:: Problem to solve ::
Search the material below for the word "States" and copy every line in which it occurs.
■ ■ ■
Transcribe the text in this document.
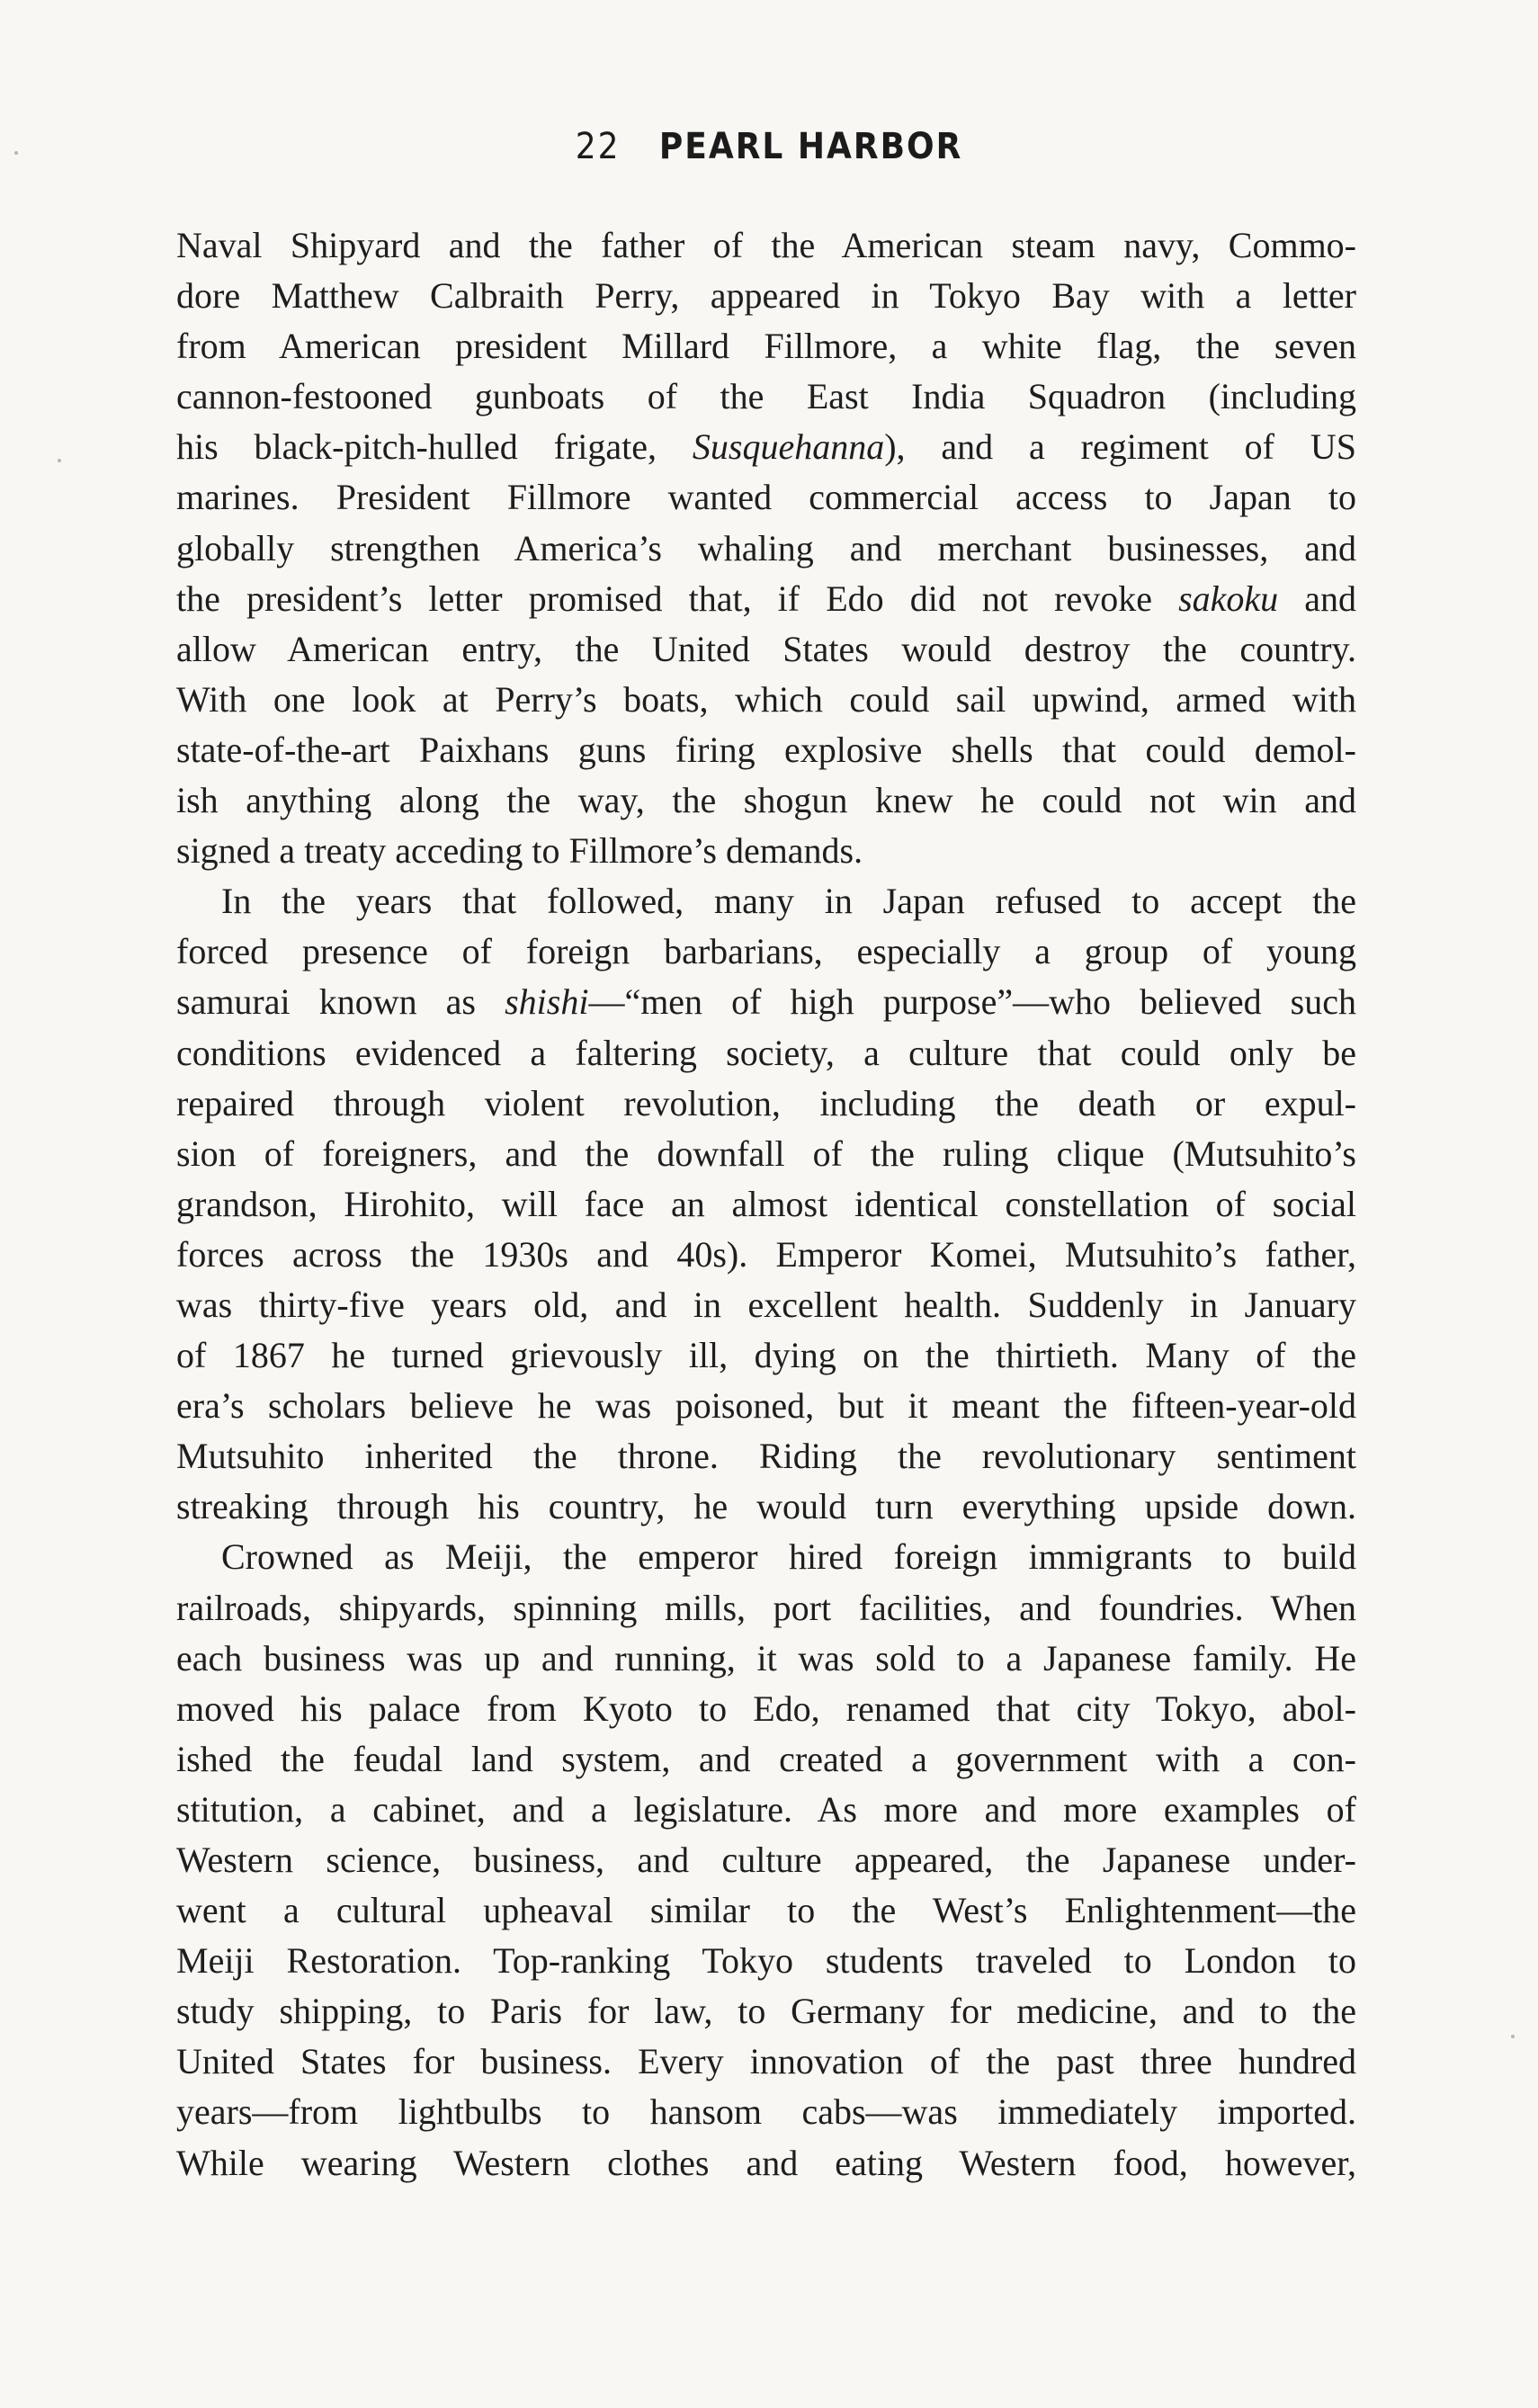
22 PEARL HARBOR
Naval Shipyard and the father of the American steam navy, Commo-
dore Matthew Calbraith Perry, appeared in Tokyo Bay with a letter
from American president Millard Fillmore, a white flag, the seven
cannon-festooned gunboats of the East India Squadron (including
his black-pitch-hulled frigate, Susquehanna), and a regiment of US
marines. President Fillmore wanted commercial access to Japan to
globally strengthen America’s whaling and merchant businesses, and
the president’s letter promised that, if Edo did not revoke sakoku and
allow American entry, the United States would destroy the country.
With one look at Perry’s boats, which could sail upwind, armed with
state-of-the-art Paixhans guns firing explosive shells that could demol-
ish anything along the way, the shogun knew he could not win and
signed a treaty acceding to Fillmore’s demands.
In the years that followed, many in Japan refused to accept the
forced presence of foreign barbarians, especially a group of young
samurai known as shishi—“men of high purpose”—who believed such
conditions evidenced a faltering society, a culture that could only be
repaired through violent revolution, including the death or expul-
sion of foreigners, and the downfall of the ruling clique (Mutsuhito’s
grandson, Hirohito, will face an almost identical constellation of social
forces across the 1930s and 40s). Emperor Komei, Mutsuhito’s father,
was thirty-five years old, and in excellent health. Suddenly in January
of 1867 he turned grievously ill, dying on the thirtieth. Many of the
era’s scholars believe he was poisoned, but it meant the fifteen-year-old
Mutsuhito inherited the throne. Riding the revolutionary sentiment
streaking through his country, he would turn everything upside down.
Crowned as Meiji, the emperor hired foreign immigrants to build
railroads, shipyards, spinning mills, port facilities, and foundries. When
each business was up and running, it was sold to a Japanese family. He
moved his palace from Kyoto to Edo, renamed that city Tokyo, abol-
ished the feudal land system, and created a government with a con-
stitution, a cabinet, and a legislature. As more and more examples of
Western science, business, and culture appeared, the Japanese under-
went a cultural upheaval similar to the West’s Enlightenment—the
Meiji Restoration. Top-ranking Tokyo students traveled to London to
study shipping, to Paris for law, to Germany for medicine, and to the
United States for business. Every innovation of the past three hundred
years—from lightbulbs to hansom cabs—was immediately imported.
While wearing Western clothes and eating Western food, however,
■ ■ ■
:: Full solution ::
allow American entry, the United States would destroy the country.
United States for business. Every innovation of the past three hundred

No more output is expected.